**Records supplied:**
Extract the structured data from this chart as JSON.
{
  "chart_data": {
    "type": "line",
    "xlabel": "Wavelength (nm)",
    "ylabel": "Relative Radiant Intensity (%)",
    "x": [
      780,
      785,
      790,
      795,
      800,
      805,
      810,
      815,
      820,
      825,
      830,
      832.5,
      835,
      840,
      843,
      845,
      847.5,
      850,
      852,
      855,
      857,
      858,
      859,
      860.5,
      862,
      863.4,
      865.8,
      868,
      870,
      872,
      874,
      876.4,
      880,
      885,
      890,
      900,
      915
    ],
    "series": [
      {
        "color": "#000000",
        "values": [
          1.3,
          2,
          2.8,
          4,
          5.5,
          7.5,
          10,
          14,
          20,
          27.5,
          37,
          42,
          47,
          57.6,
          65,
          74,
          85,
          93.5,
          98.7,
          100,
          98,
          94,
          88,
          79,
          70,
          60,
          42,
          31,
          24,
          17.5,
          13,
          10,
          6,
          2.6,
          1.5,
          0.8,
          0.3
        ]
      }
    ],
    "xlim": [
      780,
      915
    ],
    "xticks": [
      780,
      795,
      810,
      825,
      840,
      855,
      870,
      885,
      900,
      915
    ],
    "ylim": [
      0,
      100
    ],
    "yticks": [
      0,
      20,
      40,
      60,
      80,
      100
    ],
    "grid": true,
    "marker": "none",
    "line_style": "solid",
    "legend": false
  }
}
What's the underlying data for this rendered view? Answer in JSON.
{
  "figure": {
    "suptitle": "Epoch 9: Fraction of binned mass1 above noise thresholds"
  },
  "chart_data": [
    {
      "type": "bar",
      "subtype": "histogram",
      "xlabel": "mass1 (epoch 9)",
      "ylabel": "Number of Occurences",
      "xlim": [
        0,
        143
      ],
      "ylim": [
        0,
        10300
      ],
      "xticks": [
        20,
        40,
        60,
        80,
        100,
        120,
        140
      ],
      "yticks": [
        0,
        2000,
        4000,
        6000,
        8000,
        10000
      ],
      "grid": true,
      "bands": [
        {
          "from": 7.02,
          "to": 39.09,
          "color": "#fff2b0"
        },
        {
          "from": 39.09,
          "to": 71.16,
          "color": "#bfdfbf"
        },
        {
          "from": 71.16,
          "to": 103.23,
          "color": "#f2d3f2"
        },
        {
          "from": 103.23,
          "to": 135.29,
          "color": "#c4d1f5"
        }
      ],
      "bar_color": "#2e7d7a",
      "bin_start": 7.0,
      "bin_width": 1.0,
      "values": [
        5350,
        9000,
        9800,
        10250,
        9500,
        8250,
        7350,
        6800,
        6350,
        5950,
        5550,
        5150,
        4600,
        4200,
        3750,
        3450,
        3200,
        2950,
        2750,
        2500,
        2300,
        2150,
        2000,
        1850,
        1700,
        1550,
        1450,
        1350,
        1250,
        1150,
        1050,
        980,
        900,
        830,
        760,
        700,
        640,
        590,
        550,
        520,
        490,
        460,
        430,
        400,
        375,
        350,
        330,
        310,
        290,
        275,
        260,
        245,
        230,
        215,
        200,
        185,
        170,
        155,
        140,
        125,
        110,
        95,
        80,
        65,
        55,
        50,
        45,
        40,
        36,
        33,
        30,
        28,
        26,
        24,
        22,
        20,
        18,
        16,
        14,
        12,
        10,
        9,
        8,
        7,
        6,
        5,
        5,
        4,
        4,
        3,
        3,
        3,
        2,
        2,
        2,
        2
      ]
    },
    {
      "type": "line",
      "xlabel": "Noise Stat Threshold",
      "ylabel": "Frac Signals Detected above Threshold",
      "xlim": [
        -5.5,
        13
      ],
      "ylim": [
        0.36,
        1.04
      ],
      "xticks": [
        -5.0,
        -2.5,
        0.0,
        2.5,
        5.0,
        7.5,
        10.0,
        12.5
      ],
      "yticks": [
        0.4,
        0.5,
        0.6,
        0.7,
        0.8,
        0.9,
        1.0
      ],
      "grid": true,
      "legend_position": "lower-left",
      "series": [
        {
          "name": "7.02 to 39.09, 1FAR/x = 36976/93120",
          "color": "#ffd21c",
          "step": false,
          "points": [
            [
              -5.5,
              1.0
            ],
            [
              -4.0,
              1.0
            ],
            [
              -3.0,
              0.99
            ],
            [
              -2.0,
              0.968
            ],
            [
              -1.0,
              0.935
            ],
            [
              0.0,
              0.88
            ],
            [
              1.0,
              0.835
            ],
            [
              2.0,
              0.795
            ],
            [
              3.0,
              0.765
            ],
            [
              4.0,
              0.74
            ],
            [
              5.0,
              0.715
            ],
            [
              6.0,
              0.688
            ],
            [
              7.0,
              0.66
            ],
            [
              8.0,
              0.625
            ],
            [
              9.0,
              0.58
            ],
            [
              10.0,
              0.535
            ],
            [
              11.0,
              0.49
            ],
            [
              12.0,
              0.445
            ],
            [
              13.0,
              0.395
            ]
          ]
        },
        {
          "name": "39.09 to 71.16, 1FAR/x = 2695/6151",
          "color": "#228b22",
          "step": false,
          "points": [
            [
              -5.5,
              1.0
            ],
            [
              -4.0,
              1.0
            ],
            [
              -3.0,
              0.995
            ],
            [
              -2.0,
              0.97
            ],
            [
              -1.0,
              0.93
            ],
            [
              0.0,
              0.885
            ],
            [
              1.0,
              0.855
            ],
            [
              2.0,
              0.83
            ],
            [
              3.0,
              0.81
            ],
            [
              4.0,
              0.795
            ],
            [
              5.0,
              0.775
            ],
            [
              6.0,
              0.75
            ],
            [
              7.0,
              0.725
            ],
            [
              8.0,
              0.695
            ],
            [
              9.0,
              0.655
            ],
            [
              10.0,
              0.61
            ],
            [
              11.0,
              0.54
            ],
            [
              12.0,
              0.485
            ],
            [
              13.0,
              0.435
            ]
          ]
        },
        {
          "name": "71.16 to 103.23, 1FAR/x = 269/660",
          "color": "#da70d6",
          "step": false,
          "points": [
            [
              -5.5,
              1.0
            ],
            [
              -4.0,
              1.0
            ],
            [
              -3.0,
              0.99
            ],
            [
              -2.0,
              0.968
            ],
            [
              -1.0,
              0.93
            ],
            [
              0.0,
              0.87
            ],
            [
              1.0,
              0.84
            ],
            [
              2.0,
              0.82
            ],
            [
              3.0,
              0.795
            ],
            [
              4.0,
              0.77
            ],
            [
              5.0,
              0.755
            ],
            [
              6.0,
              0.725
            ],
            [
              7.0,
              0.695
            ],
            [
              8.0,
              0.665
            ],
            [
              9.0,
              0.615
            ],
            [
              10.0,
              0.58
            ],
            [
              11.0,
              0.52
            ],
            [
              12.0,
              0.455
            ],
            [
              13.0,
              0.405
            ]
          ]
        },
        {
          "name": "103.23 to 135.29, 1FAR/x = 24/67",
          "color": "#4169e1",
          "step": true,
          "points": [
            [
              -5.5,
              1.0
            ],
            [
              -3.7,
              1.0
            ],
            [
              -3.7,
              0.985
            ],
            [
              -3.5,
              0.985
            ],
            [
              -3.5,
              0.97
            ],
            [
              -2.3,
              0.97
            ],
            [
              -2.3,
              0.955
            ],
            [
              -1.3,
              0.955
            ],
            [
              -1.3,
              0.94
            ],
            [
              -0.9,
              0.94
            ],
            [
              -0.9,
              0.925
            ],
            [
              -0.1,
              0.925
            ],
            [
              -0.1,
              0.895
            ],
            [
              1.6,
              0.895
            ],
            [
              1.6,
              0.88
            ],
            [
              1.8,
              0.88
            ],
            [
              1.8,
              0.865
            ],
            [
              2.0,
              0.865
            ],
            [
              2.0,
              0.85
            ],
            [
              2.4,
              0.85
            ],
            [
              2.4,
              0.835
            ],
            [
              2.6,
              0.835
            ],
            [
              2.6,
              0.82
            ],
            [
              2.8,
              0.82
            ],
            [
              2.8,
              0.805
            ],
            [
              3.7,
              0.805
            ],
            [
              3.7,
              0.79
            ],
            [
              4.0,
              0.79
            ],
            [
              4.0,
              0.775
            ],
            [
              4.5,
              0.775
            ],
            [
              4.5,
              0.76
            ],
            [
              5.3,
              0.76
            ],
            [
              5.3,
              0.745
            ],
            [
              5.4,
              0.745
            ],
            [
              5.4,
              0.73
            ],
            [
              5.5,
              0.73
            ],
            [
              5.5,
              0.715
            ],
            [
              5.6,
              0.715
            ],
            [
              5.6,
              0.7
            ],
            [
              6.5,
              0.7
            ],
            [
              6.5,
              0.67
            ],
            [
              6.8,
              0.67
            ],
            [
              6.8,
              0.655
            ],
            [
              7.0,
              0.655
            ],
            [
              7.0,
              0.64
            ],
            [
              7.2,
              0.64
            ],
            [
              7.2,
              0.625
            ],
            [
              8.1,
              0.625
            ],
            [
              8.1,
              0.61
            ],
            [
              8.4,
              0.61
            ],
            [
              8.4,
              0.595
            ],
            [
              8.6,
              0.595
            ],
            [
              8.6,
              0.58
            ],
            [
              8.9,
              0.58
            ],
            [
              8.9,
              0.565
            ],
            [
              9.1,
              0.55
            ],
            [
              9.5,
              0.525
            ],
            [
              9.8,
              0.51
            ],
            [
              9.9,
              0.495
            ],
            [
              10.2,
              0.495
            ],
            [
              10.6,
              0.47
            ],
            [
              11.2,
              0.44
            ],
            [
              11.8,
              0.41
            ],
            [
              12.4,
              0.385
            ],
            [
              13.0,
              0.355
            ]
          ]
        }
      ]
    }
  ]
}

**What needs to be done:**
Within the listing above, copy each line that has the string "from".

**Expected answer:**
Extract the structured data from this chart as JSON.
          "from": 7.02,
          "from": 39.09,
          "from": 71.16,
          "from": 103.23,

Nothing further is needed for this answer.